Data entries:
────────────────

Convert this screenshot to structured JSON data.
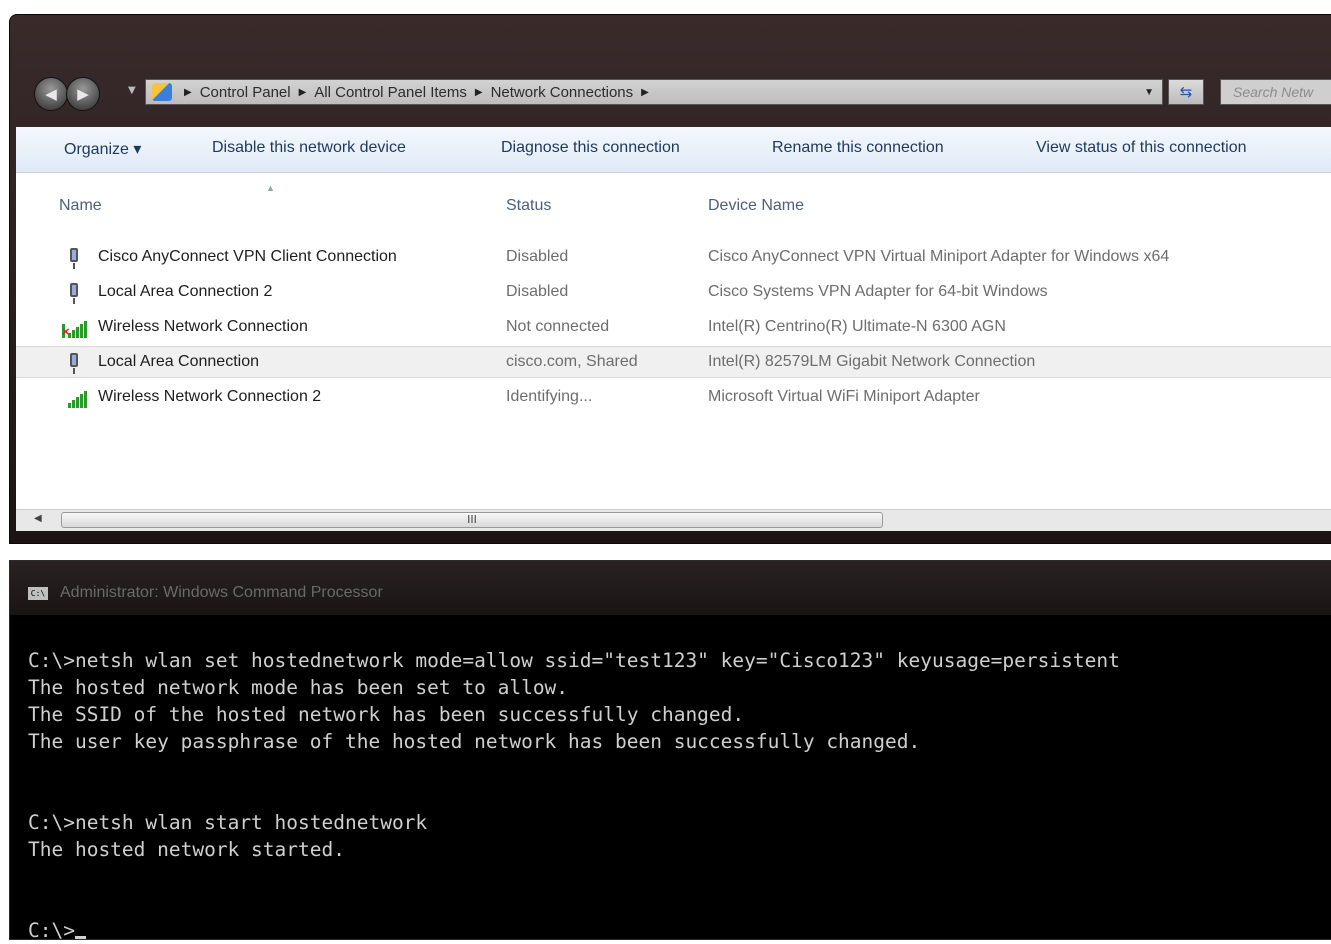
{
  "explorer": {
    "breadcrumbs": [
      "Control Panel",
      "All Control Panel Items",
      "Network Connections"
    ],
    "search_placeholder": "Search Netw",
    "toolbar": {
      "organize": "Organize ▾",
      "disable": "Disable this network device",
      "diagnose": "Diagnose this connection",
      "rename": "Rename this connection",
      "view_status": "View status of this connection"
    },
    "columns": {
      "name": "Name",
      "status": "Status",
      "device": "Device Name"
    },
    "rows": [
      {
        "name": "Cisco AnyConnect VPN Client Connection",
        "status": "Disabled",
        "device": "Cisco AnyConnect VPN Virtual Miniport Adapter for Windows x64",
        "icon": "wired-adapter-icon"
      },
      {
        "name": "Local Area Connection 2",
        "status": "Disabled",
        "device": "Cisco Systems VPN Adapter for 64-bit Windows",
        "icon": "wired-adapter-icon"
      },
      {
        "name": "Wireless Network Connection",
        "status": "Not connected",
        "device": "Intel(R) Centrino(R) Ultimate-N 6300 AGN",
        "icon": "wireless-disconnected-icon"
      },
      {
        "name": "Local Area Connection",
        "status": "cisco.com, Shared",
        "device": "Intel(R) 82579LM Gigabit Network Connection",
        "icon": "wired-adapter-icon"
      },
      {
        "name": "Wireless Network Connection 2",
        "status": "Identifying...",
        "device": "Microsoft Virtual WiFi Miniport Adapter",
        "icon": "wireless-signal-icon"
      }
    ],
    "scroll_grip": "III"
  },
  "cmd": {
    "title": "Administrator: Windows Command Processor",
    "icon_text": "C:\\",
    "lines": [
      "C:\\>netsh wlan set hostednetwork mode=allow ssid=\"test123\" key=\"Cisco123\" keyusage=persistent",
      "The hosted network mode has been set to allow.",
      "The SSID of the hosted network has been successfully changed.",
      "The user key passphrase of the hosted network has been successfully changed.",
      "",
      "",
      "C:\\>netsh wlan start hostednetwork",
      "The hosted network started.",
      "",
      "",
      "C:\\>"
    ]
  }
}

────────────────

**TASK GOAL:** Retype the data above exactly; pictures are not part of the copy.

**COMPLETE OUTPUT:**
Convert this screenshot to structured JSON data.
{
  "explorer": {
    "breadcrumbs": [
      "Control Panel",
      "All Control Panel Items",
      "Network Connections"
    ],
    "search_placeholder": "Search Netw",
    "toolbar": {
      "organize": "Organize ▾",
      "disable": "Disable this network device",
      "diagnose": "Diagnose this connection",
      "rename": "Rename this connection",
      "view_status": "View status of this connection"
    },
    "columns": {
      "name": "Name",
      "status": "Status",
      "device": "Device Name"
    },
    "rows": [
      {
        "name": "Cisco AnyConnect VPN Client Connection",
        "status": "Disabled",
        "device": "Cisco AnyConnect VPN Virtual Miniport Adapter for Windows x64",
        "icon": "wired-adapter-icon"
      },
      {
        "name": "Local Area Connection 2",
        "status": "Disabled",
        "device": "Cisco Systems VPN Adapter for 64-bit Windows",
        "icon": "wired-adapter-icon"
      },
      {
        "name": "Wireless Network Connection",
        "status": "Not connected",
        "device": "Intel(R) Centrino(R) Ultimate-N 6300 AGN",
        "icon": "wireless-disconnected-icon"
      },
      {
        "name": "Local Area Connection",
        "status": "cisco.com, Shared",
        "device": "Intel(R) 82579LM Gigabit Network Connection",
        "icon": "wired-adapter-icon"
      },
      {
        "name": "Wireless Network Connection 2",
        "status": "Identifying...",
        "device": "Microsoft Virtual WiFi Miniport Adapter",
        "icon": "wireless-signal-icon"
      }
    ],
    "scroll_grip": "III"
  },
  "cmd": {
    "title": "Administrator: Windows Command Processor",
    "icon_text": "C:\\",
    "lines": [
      "C:\\>netsh wlan set hostednetwork mode=allow ssid=\"test123\" key=\"Cisco123\" keyusage=persistent",
      "The hosted network mode has been set to allow.",
      "The SSID of the hosted network has been successfully changed.",
      "The user key passphrase of the hosted network has been successfully changed.",
      "",
      "",
      "C:\\>netsh wlan start hostednetwork",
      "The hosted network started.",
      "",
      "",
      "C:\\>"
    ]
  }
}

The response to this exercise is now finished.